EXERCISE. Using the material below, copy every line where "image" appears.

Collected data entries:
--- start ---

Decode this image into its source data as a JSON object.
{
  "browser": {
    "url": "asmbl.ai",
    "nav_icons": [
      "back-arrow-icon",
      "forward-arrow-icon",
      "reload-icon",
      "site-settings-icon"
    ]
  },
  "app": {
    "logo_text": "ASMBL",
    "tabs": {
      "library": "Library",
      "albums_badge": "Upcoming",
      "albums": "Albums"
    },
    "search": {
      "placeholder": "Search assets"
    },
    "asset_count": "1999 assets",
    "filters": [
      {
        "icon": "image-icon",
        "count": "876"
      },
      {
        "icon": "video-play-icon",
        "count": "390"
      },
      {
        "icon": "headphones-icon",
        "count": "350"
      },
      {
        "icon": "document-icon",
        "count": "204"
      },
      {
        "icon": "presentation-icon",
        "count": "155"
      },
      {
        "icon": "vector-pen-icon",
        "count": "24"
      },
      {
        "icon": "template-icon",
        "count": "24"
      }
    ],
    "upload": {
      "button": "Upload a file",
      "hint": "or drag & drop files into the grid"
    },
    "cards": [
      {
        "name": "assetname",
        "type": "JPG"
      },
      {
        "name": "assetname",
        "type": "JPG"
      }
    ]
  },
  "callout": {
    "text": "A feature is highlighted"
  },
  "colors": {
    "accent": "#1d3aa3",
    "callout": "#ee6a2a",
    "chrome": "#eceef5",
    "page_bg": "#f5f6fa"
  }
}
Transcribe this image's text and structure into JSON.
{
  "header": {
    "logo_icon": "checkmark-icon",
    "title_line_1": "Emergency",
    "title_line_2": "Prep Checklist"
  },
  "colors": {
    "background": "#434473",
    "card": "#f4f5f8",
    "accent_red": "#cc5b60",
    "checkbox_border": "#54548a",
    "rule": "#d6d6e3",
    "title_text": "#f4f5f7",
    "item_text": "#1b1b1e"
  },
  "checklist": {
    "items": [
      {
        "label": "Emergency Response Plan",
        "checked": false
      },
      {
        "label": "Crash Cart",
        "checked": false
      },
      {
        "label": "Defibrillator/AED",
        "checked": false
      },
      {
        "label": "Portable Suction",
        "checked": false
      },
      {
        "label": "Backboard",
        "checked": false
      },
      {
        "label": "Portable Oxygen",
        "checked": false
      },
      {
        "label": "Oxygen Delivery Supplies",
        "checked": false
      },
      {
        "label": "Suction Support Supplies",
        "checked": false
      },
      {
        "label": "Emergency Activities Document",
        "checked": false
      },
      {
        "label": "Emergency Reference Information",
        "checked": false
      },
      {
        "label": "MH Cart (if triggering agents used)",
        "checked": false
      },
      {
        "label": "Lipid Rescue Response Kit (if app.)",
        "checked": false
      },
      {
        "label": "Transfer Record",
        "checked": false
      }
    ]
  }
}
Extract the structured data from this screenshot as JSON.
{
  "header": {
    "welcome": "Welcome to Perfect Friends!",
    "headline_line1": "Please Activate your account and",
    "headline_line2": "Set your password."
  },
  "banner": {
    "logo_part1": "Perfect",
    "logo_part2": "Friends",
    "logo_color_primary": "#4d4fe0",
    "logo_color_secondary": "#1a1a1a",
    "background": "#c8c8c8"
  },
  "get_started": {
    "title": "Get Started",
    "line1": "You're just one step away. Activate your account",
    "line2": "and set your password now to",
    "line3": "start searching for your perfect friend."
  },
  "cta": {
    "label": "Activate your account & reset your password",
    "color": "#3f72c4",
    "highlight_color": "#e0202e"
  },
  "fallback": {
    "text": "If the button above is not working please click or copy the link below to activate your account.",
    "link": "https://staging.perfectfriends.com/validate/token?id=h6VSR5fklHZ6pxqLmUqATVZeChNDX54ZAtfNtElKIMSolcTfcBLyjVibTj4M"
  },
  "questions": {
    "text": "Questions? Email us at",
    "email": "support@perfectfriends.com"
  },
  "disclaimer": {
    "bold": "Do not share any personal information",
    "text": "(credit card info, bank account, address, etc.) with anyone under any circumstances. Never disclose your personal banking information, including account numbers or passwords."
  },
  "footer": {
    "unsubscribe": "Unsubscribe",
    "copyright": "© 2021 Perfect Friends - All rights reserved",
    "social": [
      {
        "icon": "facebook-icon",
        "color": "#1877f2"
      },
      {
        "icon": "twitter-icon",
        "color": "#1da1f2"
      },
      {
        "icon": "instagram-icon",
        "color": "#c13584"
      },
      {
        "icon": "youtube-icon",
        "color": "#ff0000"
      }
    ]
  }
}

--- end ---

SOLVED PROBLEM.
Decode this image into its source data as a JSON object.
        "icon": "image-icon",
Transcribe this image's text and structure into JSON.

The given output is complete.